====== PASSAGE PROVIDED ======

Job Insecurity

     So you think you are secure in your job, do you? That you are good at what you do, you are appreciated, and there is no way you could ever lose your job. But of course you know that if you ever did lose your job, you might lose your house and your family as well. So you might consider the likelihood that it could happen and what you might do to prepare yourself for that worst case scenario.
     And losing your job is only half the tragedy. The other half is not being able to get another. When I applied for Social Security, I said to the administrator, “My experience is that when you turn 50 you can't get a job.” He replied, “The buzz around this office is that when you turn 40 you can't get a job.” I'm pretty sure that he's right.
     You need to prepare for retirement, of course. But not because retirement is itself a desirable thing—(it’s not; I heard one church leader say, “I know men who retired and nature took them at their word”)—but because retirement will be forced on you when you least want it. You must have enough money to not work for the simple reason that one day, and sooner than you think, you will not be allowed to work. What will you do then? Keep in mind that there is a distinction, often a thin one, between “retired” and “unemployed,” and many seniors who suppose they are heading toward retirement are really just heading to perpetual unemployment and poverty.

======

▸ TASK 1:
Can you sum up the job insecurity passage in two sentences?
▸ TASK 2:
Would you print the job insecurity passage from "Job Insecurity" to "that he's right."?

====== INFORMATION SHOWN ======

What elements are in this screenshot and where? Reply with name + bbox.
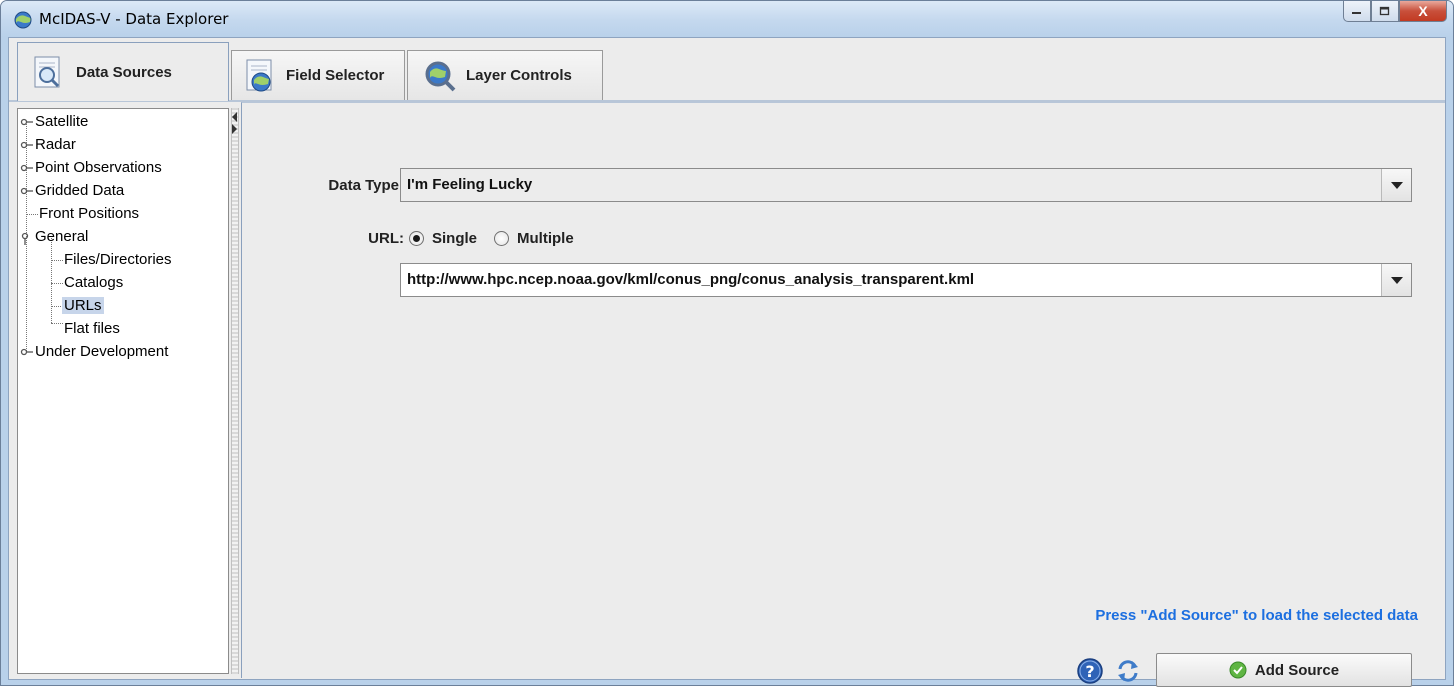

======

▸ CORRECT RESPONSE 1:
Even a worker who feels secure could lose a job, and possibly a house and family with it, and getting another job is hard after age 40 or 50. People must have enough money to stop working because retirement will be forced on them sooner than they expect, and many who think they are heading toward retirement are really heading toward perpetual unemployment and poverty.

▸ CORRECT RESPONSE 2:
Job Insecurity

     So you think you are secure in your job, do you? That you are good at what you do, you are appreciated, and there is no way you could ever lose your job. But of course you know that if you ever did lose your job, you might lose your house and your family as well. So you might consider the likelihood that it could happen and what you might do to prepare yourself for that worst case scenario.
     And losing your job is only half the tragedy. The other half is not being able to get another. When I applied for Social Security, I said to the administrator, “My experience is that when you turn 50 you can't get a job.” He replied, “The buzz around this office is that when you turn 40 you can't get a job.” I'm pretty sure that he's right.